+++ Recorded data

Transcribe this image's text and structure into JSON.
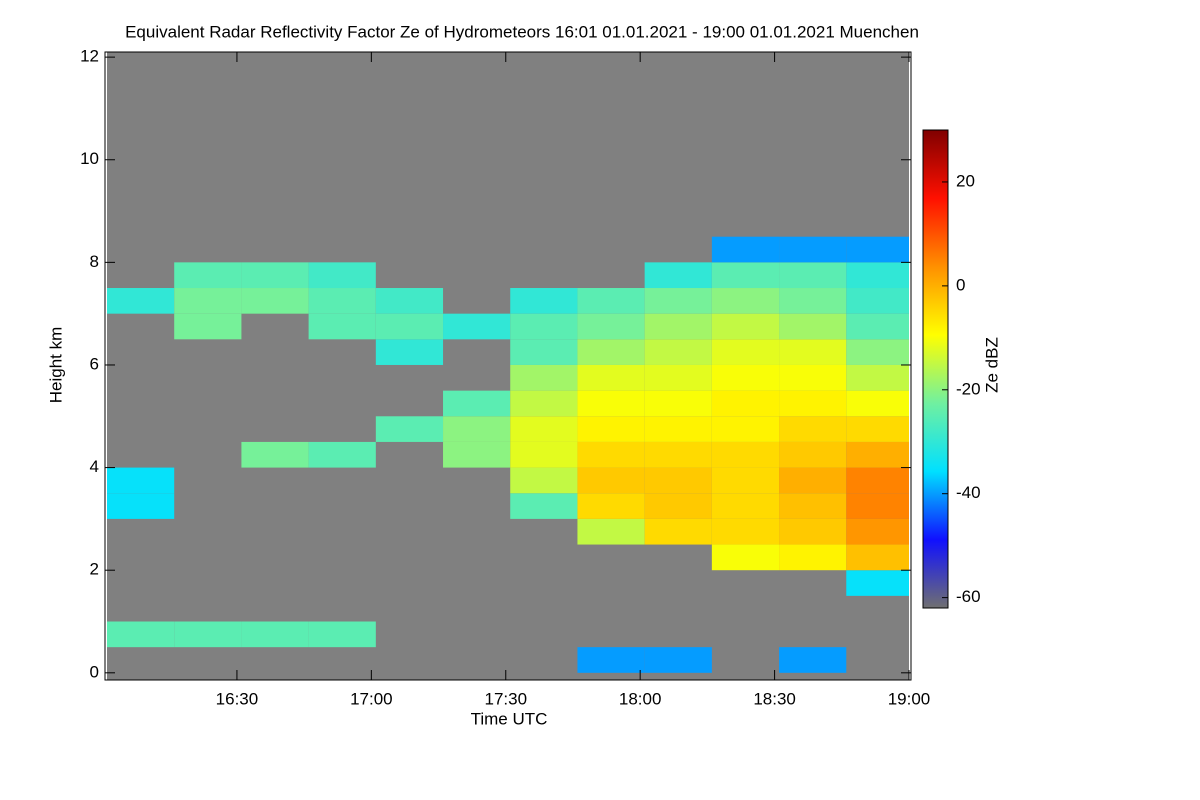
{
  "chart_data": {
    "type": "heatmap",
    "title": "Equivalent Radar Reflectivity Factor Ze of Hydrometeors   16:01 01.01.2021 - 19:00 01.01.2021 Muenchen",
    "x_label": "Time UTC",
    "y_label": "Height km",
    "colorbar_label": "Ze dBZ",
    "x": [
      961,
      976,
      991,
      1006,
      1021,
      1036,
      1051,
      1066,
      1081,
      1096,
      1111,
      1126
    ],
    "y": [
      0,
      0.5,
      1,
      1.5,
      2,
      2.5,
      3,
      3.5,
      4,
      4.5,
      5,
      5.5,
      6,
      6.5,
      7,
      7.5,
      8
    ],
    "z": [
      [
        null,
        null,
        null,
        null,
        null,
        null,
        null,
        -40,
        -40,
        null,
        -40,
        null
      ],
      [
        -25,
        -25,
        -25,
        -25,
        null,
        null,
        null,
        null,
        null,
        null,
        null,
        null
      ],
      [
        null,
        null,
        null,
        null,
        null,
        null,
        null,
        null,
        null,
        null,
        null,
        null
      ],
      [
        null,
        null,
        null,
        null,
        null,
        null,
        null,
        null,
        null,
        null,
        null,
        -35
      ],
      [
        null,
        null,
        null,
        null,
        null,
        null,
        null,
        null,
        null,
        -10,
        -8,
        -2
      ],
      [
        null,
        null,
        null,
        null,
        null,
        null,
        null,
        -15,
        -5,
        -5,
        -3,
        3
      ],
      [
        -35,
        null,
        null,
        null,
        null,
        null,
        -25,
        -5,
        -3,
        -5,
        -2,
        5
      ],
      [
        -35,
        null,
        null,
        null,
        null,
        null,
        -15,
        -3,
        -3,
        -5,
        0,
        5
      ],
      [
        null,
        null,
        -22,
        -25,
        null,
        -20,
        -12,
        -5,
        -5,
        -5,
        -3,
        0
      ],
      [
        null,
        null,
        null,
        null,
        -25,
        -20,
        -12,
        -8,
        -8,
        -8,
        -5,
        -5
      ],
      [
        null,
        null,
        null,
        null,
        null,
        -25,
        -15,
        -10,
        -10,
        -8,
        -8,
        -10
      ],
      [
        null,
        null,
        null,
        null,
        null,
        null,
        -18,
        -12,
        -12,
        -10,
        -10,
        -15
      ],
      [
        null,
        null,
        null,
        null,
        -30,
        null,
        -25,
        -18,
        -15,
        -12,
        -12,
        -20
      ],
      [
        null,
        -22,
        null,
        -25,
        -25,
        -30,
        -25,
        -22,
        -18,
        -15,
        -18,
        -25
      ],
      [
        -30,
        -22,
        -22,
        -25,
        -28,
        null,
        -30,
        -25,
        -22,
        -20,
        -22,
        -28
      ],
      [
        null,
        -25,
        -25,
        -28,
        null,
        null,
        null,
        null,
        -30,
        -25,
        -25,
        -30
      ],
      [
        null,
        null,
        null,
        null,
        null,
        null,
        null,
        null,
        null,
        -40,
        -40,
        -40
      ]
    ],
    "xlim": [
      961,
      1140
    ],
    "ylim": [
      -0.14,
      12.1
    ],
    "zlim": [
      -62,
      30
    ],
    "xticks": [
      {
        "value": 990,
        "label": "16:30"
      },
      {
        "value": 1020,
        "label": "17:00"
      },
      {
        "value": 1050,
        "label": "17:30"
      },
      {
        "value": 1080,
        "label": "18:00"
      },
      {
        "value": 1110,
        "label": "18:30"
      },
      {
        "value": 1140,
        "label": "19:00"
      }
    ],
    "yticks": [
      0,
      2,
      4,
      6,
      8,
      10,
      12
    ],
    "zticks": [
      -60,
      -40,
      -20,
      0,
      20
    ],
    "background": "#808080",
    "colormap": [
      "#707070",
      "#1010ff",
      "#00e0ff",
      "#70f0a0",
      "#ffff00",
      "#ff9000",
      "#ff1000",
      "#800000"
    ]
  }
}
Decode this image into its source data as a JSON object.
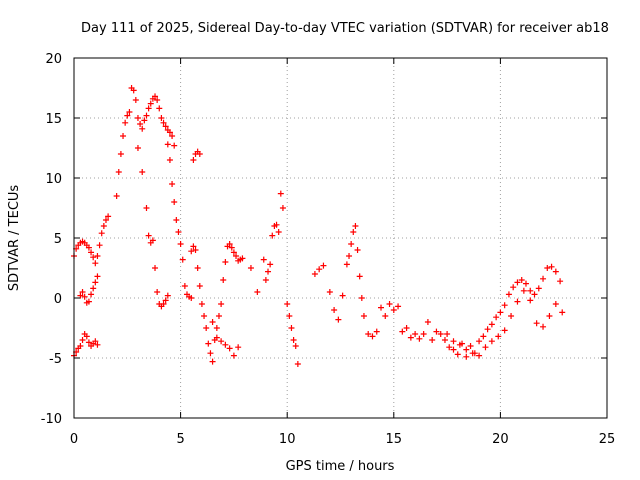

++++++

Stated goal: Answer with one number only: how many lines above contain the word "into".

Correct result: 2